▸ Goal of the exercise
Before the entries, reproduce word for word the part of the article on the Kabul change-of-command ceremony starting with "General McKenzie, who" and going on through "of the deal.".

[START Passage to read]

Symbolic Moment of U.S. Defeat in Afghanistan
KABUL, Afghanistan (Dispatches) — The top American general in Afghanistan stepped down on Monday, a symbolic moment of failure as the United States nears the end of its 20-year-old war and Taliban fighters sweep across the country.
At a muted ceremony at U.S. and NATO military headquarters in Kabul, Gen. Austin S. Miller ended his nearly three-year term as commander. His duties will be filled by two officials. Rear Adm. Peter G. Vasely, who recently served as operations director for the Defense Intelligence Agency, will take charge of the security mission at the United States Embassy in Kabul. He will report to Gen. Kenneth F. McKenzie Jr., the head of the military’s Central Command, who will take over the broader military mission in Afghanistan.
The ceremony, which lasted less than an hour, was attended by high-ranking Afghan officials, including Abdullah Abdullah, who is leading peace negotiations. “Our job is now just not to forget,” General Miller said.
General McKenzie, who arrived in Kabul on Monday, spoke afterward, saying “It’s not the end of the story” and that “it’s the end of a chapter.”
The ceremony came on the heels of a Taliban military offensive that has taken swaths of the country, sometimes without firing a shot. The campaign, which has displaced tens of thousands and wounded or killed hundreds of civilians, is a constant indicator of the United States-led mission’s inability to groom an effective Afghan military despite spending billions of dollars on the effort since the U.S. invasion in 2001.
Despite thousands of airstrikes, increased civilian casualties and short-term tactical gains, the U.S. military campaign was a total failure: The final agreement between the insurgent group and the United States in February 2020 clearly favored the Taliban, and the Afghan government was completely cut out of the deal.

[END Passage to read]
[START Extracted material]

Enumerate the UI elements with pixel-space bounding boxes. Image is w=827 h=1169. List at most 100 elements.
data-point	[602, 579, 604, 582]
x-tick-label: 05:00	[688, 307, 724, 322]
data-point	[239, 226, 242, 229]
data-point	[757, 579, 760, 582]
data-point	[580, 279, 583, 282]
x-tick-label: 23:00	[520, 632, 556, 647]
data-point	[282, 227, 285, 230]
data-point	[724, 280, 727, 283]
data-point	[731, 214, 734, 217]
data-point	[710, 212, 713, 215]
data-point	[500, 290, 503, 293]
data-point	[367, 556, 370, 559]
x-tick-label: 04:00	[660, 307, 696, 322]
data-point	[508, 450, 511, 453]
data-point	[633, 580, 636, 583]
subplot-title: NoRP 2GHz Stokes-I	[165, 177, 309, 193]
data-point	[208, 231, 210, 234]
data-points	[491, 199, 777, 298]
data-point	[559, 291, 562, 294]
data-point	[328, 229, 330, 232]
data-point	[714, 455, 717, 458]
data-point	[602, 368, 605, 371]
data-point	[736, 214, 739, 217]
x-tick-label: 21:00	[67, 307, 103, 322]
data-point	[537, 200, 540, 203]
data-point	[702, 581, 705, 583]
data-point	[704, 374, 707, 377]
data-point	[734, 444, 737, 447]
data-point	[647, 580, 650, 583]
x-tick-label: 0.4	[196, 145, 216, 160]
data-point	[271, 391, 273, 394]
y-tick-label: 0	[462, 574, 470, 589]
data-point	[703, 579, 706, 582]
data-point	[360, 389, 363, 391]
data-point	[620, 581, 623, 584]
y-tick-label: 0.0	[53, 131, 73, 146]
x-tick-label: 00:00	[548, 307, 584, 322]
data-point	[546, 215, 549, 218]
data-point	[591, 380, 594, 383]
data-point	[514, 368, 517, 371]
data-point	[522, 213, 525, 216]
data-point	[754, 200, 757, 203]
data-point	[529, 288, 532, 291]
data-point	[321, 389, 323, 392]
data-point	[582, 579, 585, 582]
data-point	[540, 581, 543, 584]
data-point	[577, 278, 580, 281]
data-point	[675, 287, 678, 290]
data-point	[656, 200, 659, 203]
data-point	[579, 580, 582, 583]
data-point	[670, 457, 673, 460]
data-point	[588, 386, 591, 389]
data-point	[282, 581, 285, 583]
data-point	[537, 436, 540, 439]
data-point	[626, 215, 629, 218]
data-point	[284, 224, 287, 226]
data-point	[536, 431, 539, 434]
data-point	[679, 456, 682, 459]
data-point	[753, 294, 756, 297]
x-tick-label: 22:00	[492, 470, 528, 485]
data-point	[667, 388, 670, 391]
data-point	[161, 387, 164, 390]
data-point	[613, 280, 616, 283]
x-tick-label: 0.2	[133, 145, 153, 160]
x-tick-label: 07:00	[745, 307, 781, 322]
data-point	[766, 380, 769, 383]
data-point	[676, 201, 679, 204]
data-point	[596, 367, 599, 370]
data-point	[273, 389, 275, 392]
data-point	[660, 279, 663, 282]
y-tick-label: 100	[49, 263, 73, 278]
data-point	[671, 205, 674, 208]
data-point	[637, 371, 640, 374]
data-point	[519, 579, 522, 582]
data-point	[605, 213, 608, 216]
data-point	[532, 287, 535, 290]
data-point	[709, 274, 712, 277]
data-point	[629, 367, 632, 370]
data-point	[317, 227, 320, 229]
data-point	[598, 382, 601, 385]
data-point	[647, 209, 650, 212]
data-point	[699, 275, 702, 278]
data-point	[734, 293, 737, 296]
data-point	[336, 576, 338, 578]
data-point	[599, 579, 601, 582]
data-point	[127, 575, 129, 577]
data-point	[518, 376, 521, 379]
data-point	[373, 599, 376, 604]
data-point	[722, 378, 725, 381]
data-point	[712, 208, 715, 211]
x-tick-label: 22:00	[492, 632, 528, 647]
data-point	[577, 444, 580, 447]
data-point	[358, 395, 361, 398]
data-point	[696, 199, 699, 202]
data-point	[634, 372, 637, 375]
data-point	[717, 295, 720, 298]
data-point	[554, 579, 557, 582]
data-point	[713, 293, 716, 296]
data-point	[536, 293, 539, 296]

[END Extracted material]

▸ Exercise answer
General McKenzie, who arrived in Kabul on Monday, spoke afterward, saying “It’s not the end of the story” and that “it’s the end of a chapter.”
The ceremony came on the heels of a Taliban military offensive that has taken swaths of the country, sometimes without firing a shot. The campaign, which has displaced tens of thousands and wounded or killed hundreds of civilians, is a constant indicator of the United States-led mission’s inability to groom an effective Afghan military despite spending billions of dollars on the effort since the U.S. invasion in 2001.
Despite thousands of airstrikes, increased civilian casualties and short-term tactical gains, the U.S. military campaign was a total failure: The final agreement between the insurgent group and the United States in February 2020 clearly favored the Taliban, and the Afghan government was completely cut out of the deal.